> **SUPPLIED DATA**

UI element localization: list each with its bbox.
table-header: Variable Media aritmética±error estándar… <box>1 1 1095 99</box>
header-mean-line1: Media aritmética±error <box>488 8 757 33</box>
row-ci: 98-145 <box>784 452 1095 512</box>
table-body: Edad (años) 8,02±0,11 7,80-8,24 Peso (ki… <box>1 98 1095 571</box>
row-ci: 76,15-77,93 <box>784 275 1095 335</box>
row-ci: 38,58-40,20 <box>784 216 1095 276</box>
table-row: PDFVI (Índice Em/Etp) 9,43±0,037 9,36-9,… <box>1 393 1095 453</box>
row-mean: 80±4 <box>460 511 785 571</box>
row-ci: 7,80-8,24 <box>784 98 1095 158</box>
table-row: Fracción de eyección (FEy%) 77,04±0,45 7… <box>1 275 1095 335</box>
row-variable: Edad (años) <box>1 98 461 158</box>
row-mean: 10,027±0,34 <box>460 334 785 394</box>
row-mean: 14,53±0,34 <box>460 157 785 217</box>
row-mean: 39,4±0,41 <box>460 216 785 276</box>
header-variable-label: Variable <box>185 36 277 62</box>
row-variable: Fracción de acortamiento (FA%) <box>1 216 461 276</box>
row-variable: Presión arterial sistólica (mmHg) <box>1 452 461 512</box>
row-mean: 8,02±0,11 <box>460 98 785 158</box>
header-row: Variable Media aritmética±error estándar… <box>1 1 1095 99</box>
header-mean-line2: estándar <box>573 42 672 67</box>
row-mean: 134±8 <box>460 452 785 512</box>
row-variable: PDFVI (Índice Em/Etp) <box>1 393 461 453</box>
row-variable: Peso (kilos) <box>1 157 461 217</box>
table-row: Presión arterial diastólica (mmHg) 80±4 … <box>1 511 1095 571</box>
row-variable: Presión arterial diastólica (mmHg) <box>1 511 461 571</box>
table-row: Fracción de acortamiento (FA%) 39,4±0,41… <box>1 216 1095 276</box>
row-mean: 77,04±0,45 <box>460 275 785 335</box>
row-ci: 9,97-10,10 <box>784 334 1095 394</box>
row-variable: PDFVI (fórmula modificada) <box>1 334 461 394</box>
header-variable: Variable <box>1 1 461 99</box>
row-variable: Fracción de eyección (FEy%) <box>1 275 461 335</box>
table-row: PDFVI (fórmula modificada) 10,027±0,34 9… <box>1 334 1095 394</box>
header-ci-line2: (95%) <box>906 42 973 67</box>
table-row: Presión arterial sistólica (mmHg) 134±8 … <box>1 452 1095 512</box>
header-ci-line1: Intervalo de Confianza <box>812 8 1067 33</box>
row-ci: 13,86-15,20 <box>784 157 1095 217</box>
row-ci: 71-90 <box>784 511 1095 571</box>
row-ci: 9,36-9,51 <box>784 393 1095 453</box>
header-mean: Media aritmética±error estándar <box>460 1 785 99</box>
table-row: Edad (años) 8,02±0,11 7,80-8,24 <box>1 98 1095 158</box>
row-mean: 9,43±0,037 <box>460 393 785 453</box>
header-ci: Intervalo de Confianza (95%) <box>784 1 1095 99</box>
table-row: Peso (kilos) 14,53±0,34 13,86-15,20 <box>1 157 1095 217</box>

> **WORK TO COMPLETE**
Copy out the listing above again, line for line, with no changes.

> **FINAL ANSWER**
UI element localization: list each with its bbox.
table-header: Variable Media aritmética±error estándar… <box>1 1 1095 99</box>
header-mean-line1: Media aritmética±error <box>488 8 757 33</box>
row-ci: 98-145 <box>784 452 1095 512</box>
table-body: Edad (años) 8,02±0,11 7,80-8,24 Peso (ki… <box>1 98 1095 571</box>
row-ci: 76,15-77,93 <box>784 275 1095 335</box>
row-ci: 38,58-40,20 <box>784 216 1095 276</box>
table-row: PDFVI (Índice Em/Etp) 9,43±0,037 9,36-9,… <box>1 393 1095 453</box>
row-mean: 80±4 <box>460 511 785 571</box>
row-ci: 7,80-8,24 <box>784 98 1095 158</box>
table-row: Fracción de eyección (FEy%) 77,04±0,45 7… <box>1 275 1095 335</box>
row-variable: Edad (años) <box>1 98 461 158</box>
row-mean: 10,027±0,34 <box>460 334 785 394</box>
row-mean: 14,53±0,34 <box>460 157 785 217</box>
row-mean: 39,4±0,41 <box>460 216 785 276</box>
header-variable-label: Variable <box>185 36 277 62</box>
row-variable: Fracción de acortamiento (FA%) <box>1 216 461 276</box>
row-variable: Presión arterial sistólica (mmHg) <box>1 452 461 512</box>
row-mean: 8,02±0,11 <box>460 98 785 158</box>
header-row: Variable Media aritmética±error estándar… <box>1 1 1095 99</box>
header-mean-line2: estándar <box>573 42 672 67</box>
row-mean: 134±8 <box>460 452 785 512</box>
row-variable: PDFVI (Índice Em/Etp) <box>1 393 461 453</box>
row-variable: Peso (kilos) <box>1 157 461 217</box>
table-row: Presión arterial diastólica (mmHg) 80±4 … <box>1 511 1095 571</box>
row-variable: Presión arterial diastólica (mmHg) <box>1 511 461 571</box>
table-row: Fracción de acortamiento (FA%) 39,4±0,41… <box>1 216 1095 276</box>
row-mean: 77,04±0,45 <box>460 275 785 335</box>
row-ci: 9,97-10,10 <box>784 334 1095 394</box>
row-variable: PDFVI (fórmula modificada) <box>1 334 461 394</box>
header-variable: Variable <box>1 1 461 99</box>
row-variable: Fracción de eyección (FEy%) <box>1 275 461 335</box>
table-row: PDFVI (fórmula modificada) 10,027±0,34 9… <box>1 334 1095 394</box>
header-ci-line2: (95%) <box>906 42 973 67</box>
table-row: Presión arterial sistólica (mmHg) 134±8 … <box>1 452 1095 512</box>
header-ci-line1: Intervalo de Confianza <box>812 8 1067 33</box>
row-ci: 13,86-15,20 <box>784 157 1095 217</box>
row-ci: 71-90 <box>784 511 1095 571</box>
row-ci: 9,36-9,51 <box>784 393 1095 453</box>
header-mean: Media aritmética±error estándar <box>460 1 785 99</box>
table-row: Edad (años) 8,02±0,11 7,80-8,24 <box>1 98 1095 158</box>
row-mean: 9,43±0,037 <box>460 393 785 453</box>
header-ci: Intervalo de Confianza (95%) <box>784 1 1095 99</box>
table-row: Peso (kilos) 14,53±0,34 13,86-15,20 <box>1 157 1095 217</box>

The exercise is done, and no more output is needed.